Job
Can you copy the lines from the one that contains "Convert this screenshot" through the end of the material below, exactly and with nothing else?

Record list
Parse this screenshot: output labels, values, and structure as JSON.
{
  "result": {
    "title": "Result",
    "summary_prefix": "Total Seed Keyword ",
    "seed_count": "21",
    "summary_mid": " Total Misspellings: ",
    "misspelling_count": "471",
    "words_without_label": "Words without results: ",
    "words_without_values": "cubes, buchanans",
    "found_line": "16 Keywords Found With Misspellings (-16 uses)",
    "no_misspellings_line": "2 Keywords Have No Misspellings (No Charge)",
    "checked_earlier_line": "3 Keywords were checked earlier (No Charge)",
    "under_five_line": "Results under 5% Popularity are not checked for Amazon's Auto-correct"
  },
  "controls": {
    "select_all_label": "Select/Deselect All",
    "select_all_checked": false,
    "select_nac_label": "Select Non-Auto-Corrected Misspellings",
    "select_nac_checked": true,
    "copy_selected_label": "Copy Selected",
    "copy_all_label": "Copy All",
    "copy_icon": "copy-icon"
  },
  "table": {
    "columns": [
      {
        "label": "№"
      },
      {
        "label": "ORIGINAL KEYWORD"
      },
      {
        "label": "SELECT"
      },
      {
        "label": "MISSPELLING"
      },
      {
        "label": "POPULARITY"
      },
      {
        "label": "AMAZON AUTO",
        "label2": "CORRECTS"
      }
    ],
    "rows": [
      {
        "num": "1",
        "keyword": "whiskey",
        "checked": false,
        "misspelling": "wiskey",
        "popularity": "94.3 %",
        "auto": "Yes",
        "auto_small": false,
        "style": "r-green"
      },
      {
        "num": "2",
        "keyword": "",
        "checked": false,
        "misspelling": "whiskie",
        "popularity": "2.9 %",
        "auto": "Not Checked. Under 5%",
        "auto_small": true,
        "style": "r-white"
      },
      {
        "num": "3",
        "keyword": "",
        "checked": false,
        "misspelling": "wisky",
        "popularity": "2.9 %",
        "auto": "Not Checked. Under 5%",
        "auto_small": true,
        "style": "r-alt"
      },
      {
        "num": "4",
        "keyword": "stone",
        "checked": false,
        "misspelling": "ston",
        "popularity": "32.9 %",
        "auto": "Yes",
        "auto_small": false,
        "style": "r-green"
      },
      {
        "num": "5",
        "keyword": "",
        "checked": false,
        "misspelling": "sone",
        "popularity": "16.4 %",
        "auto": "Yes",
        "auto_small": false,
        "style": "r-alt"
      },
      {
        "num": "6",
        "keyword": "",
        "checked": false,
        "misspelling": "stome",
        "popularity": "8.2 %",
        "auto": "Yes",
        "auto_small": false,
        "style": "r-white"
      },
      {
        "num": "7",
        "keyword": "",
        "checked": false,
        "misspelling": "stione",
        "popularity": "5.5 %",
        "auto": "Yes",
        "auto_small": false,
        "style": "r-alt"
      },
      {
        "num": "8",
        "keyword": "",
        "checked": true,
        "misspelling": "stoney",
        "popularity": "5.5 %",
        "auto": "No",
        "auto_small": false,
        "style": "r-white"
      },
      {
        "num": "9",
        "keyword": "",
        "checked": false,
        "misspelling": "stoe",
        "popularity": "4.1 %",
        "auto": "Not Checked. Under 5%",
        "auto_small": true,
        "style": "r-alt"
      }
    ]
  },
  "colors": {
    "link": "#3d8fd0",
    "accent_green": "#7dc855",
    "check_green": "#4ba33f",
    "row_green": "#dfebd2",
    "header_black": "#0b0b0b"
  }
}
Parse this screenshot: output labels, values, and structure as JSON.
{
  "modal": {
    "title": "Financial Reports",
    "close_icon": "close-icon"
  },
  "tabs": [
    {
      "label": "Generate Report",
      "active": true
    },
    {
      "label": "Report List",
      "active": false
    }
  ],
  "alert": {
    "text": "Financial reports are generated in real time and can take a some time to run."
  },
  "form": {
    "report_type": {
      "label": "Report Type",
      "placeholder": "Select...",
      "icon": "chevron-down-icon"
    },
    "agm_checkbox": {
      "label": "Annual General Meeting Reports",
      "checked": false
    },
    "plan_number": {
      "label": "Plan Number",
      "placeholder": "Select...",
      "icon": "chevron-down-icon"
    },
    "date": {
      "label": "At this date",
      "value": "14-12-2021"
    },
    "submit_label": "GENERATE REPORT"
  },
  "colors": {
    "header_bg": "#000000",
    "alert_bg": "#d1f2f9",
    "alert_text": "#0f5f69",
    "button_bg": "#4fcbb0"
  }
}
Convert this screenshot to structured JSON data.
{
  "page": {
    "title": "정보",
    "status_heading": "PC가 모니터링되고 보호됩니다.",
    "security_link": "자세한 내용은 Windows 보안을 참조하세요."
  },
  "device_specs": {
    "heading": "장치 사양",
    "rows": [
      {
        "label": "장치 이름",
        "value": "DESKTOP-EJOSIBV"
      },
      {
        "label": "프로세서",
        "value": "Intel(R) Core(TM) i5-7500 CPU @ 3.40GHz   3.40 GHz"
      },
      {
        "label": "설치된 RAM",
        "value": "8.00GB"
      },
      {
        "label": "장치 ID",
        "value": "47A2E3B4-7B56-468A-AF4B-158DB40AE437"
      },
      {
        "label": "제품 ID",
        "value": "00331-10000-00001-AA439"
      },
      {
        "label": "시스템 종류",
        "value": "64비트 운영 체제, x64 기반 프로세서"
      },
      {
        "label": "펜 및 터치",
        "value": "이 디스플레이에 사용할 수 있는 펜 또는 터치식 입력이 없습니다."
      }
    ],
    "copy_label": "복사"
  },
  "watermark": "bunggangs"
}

Written reply
Convert this screenshot to structured JSON data.
{
  "page": {
    "title": "정보",
    "status_heading": "PC가 모니터링되고 보호됩니다.",
    "security_link": "자세한 내용은 Windows 보안을 참조하세요."
  },
  "device_specs": {
    "heading": "장치 사양",
    "rows": [
      {
        "label": "장치 이름",
        "value": "DESKTOP-EJOSIBV"
      },
      {
        "label": "프로세서",
        "value": "Intel(R) Core(TM) i5-7500 CPU @ 3.40GHz   3.40 GHz"
      },
      {
        "label": "설치된 RAM",
        "value": "8.00GB"
      },
      {
        "label": "장치 ID",
        "value": "47A2E3B4-7B56-468A-AF4B-158DB40AE437"
      },
      {
        "label": "제품 ID",
        "value": "00331-10000-00001-AA439"
      },
      {
        "label": "시스템 종류",
        "value": "64비트 운영 체제, x64 기반 프로세서"
      },
      {
        "label": "펜 및 터치",
        "value": "이 디스플레이에 사용할 수 있는 펜 또는 터치식 입력이 없습니다."
      }
    ],
    "copy_label": "복사"
  },
  "watermark": "bunggangs"
}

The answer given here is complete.